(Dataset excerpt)

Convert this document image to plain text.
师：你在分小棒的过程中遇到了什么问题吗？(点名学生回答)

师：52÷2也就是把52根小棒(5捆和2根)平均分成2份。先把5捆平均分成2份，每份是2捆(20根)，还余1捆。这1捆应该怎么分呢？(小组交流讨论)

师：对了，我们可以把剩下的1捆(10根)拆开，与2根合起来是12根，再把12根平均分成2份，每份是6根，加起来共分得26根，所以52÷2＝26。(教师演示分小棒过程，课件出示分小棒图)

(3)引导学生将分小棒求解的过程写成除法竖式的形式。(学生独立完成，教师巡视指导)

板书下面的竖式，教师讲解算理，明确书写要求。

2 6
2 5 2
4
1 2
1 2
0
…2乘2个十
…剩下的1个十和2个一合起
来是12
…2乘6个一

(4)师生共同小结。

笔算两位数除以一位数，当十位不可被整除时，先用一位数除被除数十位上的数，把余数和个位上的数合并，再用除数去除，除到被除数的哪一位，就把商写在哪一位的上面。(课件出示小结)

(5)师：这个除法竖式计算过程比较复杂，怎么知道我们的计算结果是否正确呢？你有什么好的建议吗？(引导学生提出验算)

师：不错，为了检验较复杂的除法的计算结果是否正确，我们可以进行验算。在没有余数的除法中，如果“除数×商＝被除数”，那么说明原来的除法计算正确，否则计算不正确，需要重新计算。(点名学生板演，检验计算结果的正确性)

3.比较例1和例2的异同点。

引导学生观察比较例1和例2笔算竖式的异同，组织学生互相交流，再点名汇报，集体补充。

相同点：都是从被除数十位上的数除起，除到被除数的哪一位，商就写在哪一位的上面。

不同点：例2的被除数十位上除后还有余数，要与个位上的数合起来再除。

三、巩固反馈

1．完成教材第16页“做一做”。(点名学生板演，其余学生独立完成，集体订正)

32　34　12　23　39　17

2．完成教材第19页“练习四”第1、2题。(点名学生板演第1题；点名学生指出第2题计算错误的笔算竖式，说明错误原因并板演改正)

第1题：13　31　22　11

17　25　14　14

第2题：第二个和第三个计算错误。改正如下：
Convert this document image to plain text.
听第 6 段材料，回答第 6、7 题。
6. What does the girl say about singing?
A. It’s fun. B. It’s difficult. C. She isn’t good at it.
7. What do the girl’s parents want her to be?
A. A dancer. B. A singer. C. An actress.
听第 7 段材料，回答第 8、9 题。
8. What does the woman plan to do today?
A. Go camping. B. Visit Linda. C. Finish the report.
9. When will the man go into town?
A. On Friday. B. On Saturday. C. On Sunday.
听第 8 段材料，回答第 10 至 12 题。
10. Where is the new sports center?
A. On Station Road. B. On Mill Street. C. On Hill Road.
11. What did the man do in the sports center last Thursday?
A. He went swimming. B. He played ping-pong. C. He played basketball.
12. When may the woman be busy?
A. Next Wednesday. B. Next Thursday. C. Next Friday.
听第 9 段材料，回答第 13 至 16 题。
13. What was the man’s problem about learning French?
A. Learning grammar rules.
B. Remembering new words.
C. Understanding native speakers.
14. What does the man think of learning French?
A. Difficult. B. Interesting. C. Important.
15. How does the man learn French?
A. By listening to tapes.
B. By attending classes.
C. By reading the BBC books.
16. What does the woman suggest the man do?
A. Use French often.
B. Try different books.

● What this task involves
Copy out the data shown above without altering anything.

● Reply to the exercise
Convert this document image to plain text.
师：你在分小棒的过程中遇到了什么问题吗？(点名学生回答)

师：52÷2也就是把52根小棒(5捆和2根)平均分成2份。先把5捆平均分成2份，每份是2捆(20根)，还余1捆。这1捆应该怎么分呢？(小组交流讨论)

师：对了，我们可以把剩下的1捆(10根)拆开，与2根合起来是12根，再把12根平均分成2份，每份是6根，加起来共分得26根，所以52÷2＝26。(教师演示分小棒过程，课件出示分小棒图)

(3)引导学生将分小棒求解的过程写成除法竖式的形式。(学生独立完成，教师巡视指导)

板书下面的竖式，教师讲解算理，明确书写要求。

2 6
2 5 2
4
1 2
1 2
0
…2乘2个十
…剩下的1个十和2个一合起
来是12
…2乘6个一

(4)师生共同小结。

笔算两位数除以一位数，当十位不可被整除时，先用一位数除被除数十位上的数，把余数和个位上的数合并，再用除数去除，除到被除数的哪一位，就把商写在哪一位的上面。(课件出示小结)

(5)师：这个除法竖式计算过程比较复杂，怎么知道我们的计算结果是否正确呢？你有什么好的建议吗？(引导学生提出验算)

师：不错，为了检验较复杂的除法的计算结果是否正确，我们可以进行验算。在没有余数的除法中，如果“除数×商＝被除数”，那么说明原来的除法计算正确，否则计算不正确，需要重新计算。(点名学生板演，检验计算结果的正确性)

3.比较例1和例2的异同点。

引导学生观察比较例1和例2笔算竖式的异同，组织学生互相交流，再点名汇报，集体补充。

相同点：都是从被除数十位上的数除起，除到被除数的哪一位，商就写在哪一位的上面。

不同点：例2的被除数十位上除后还有余数，要与个位上的数合起来再除。

三、巩固反馈

1．完成教材第16页“做一做”。(点名学生板演，其余学生独立完成，集体订正)

32　34　12　23　39　17

2．完成教材第19页“练习四”第1、2题。(点名学生板演第1题；点名学生指出第2题计算错误的笔算竖式，说明错误原因并板演改正)

第1题：13　31　22　11

17　25　14　14

第2题：第二个和第三个计算错误。改正如下：
Convert this document image to plain text.
听第 6 段材料，回答第 6、7 题。
6. What does the girl say about singing?
A. It’s fun. B. It’s difficult. C. She isn’t good at it.
7. What do the girl’s parents want her to be?
A. A dancer. B. A singer. C. An actress.
听第 7 段材料，回答第 8、9 题。
8. What does the woman plan to do today?
A. Go camping. B. Visit Linda. C. Finish the report.
9. When will the man go into town?
A. On Friday. B. On Saturday. C. On Sunday.
听第 8 段材料，回答第 10 至 12 题。
10. Where is the new sports center?
A. On Station Road. B. On Mill Street. C. On Hill Road.
11. What did the man do in the sports center last Thursday?
A. He went swimming. B. He played ping-pong. C. He played basketball.
12. When may the woman be busy?
A. Next Wednesday. B. Next Thursday. C. Next Friday.
听第 9 段材料，回答第 13 至 16 题。
13. What was the man’s problem about learning French?
A. Learning grammar rules.
B. Remembering new words.
C. Understanding native speakers.
14. What does the man think of learning French?
A. Difficult. B. Interesting. C. Important.
15. How does the man learn French?
A. By listening to tapes.
B. By attending classes.
C. By reading the BBC books.
16. What does the woman suggest the man do?
A. Use French often.
B. Try different books.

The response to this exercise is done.